> [THE DATA]
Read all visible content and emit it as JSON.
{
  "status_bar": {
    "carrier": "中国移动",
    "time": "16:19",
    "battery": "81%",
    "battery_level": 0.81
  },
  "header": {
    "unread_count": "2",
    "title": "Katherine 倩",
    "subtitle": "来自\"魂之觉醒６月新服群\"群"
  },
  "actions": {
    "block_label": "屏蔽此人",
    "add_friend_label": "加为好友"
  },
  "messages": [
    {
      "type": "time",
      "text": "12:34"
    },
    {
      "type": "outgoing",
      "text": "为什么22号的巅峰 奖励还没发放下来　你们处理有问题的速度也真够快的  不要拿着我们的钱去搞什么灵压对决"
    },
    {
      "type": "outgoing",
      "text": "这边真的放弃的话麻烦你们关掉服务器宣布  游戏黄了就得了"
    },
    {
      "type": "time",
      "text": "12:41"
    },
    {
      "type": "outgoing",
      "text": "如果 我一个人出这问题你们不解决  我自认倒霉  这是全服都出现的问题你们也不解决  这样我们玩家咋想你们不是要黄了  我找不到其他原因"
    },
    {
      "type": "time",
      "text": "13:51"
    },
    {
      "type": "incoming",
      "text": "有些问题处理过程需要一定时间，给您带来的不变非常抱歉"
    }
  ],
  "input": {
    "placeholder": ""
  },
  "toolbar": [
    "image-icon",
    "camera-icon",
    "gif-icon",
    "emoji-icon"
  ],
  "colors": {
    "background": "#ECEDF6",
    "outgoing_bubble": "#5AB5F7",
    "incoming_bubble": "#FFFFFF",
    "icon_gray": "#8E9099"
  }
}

> [WORK TO COMPLETE] Above are some records; extract every one of them exactly.

> [RESULT FOR THIS TASK]
Read all visible content and emit it as JSON.
{
  "status_bar": {
    "carrier": "中国移动",
    "time": "16:19",
    "battery": "81%",
    "battery_level": 0.81
  },
  "header": {
    "unread_count": "2",
    "title": "Katherine 倩",
    "subtitle": "来自\"魂之觉醒６月新服群\"群"
  },
  "actions": {
    "block_label": "屏蔽此人",
    "add_friend_label": "加为好友"
  },
  "messages": [
    {
      "type": "time",
      "text": "12:34"
    },
    {
      "type": "outgoing",
      "text": "为什么22号的巅峰 奖励还没发放下来　你们处理有问题的速度也真够快的  不要拿着我们的钱去搞什么灵压对决"
    },
    {
      "type": "outgoing",
      "text": "这边真的放弃的话麻烦你们关掉服务器宣布  游戏黄了就得了"
    },
    {
      "type": "time",
      "text": "12:41"
    },
    {
      "type": "outgoing",
      "text": "如果 我一个人出这问题你们不解决  我自认倒霉  这是全服都出现的问题你们也不解决  这样我们玩家咋想你们不是要黄了  我找不到其他原因"
    },
    {
      "type": "time",
      "text": "13:51"
    },
    {
      "type": "incoming",
      "text": "有些问题处理过程需要一定时间，给您带来的不变非常抱歉"
    }
  ],
  "input": {
    "placeholder": ""
  },
  "toolbar": [
    "image-icon",
    "camera-icon",
    "gif-icon",
    "emoji-icon"
  ],
  "colors": {
    "background": "#ECEDF6",
    "outgoing_bubble": "#5AB5F7",
    "incoming_bubble": "#FFFFFF",
    "icon_gray": "#8E9099"
  }
}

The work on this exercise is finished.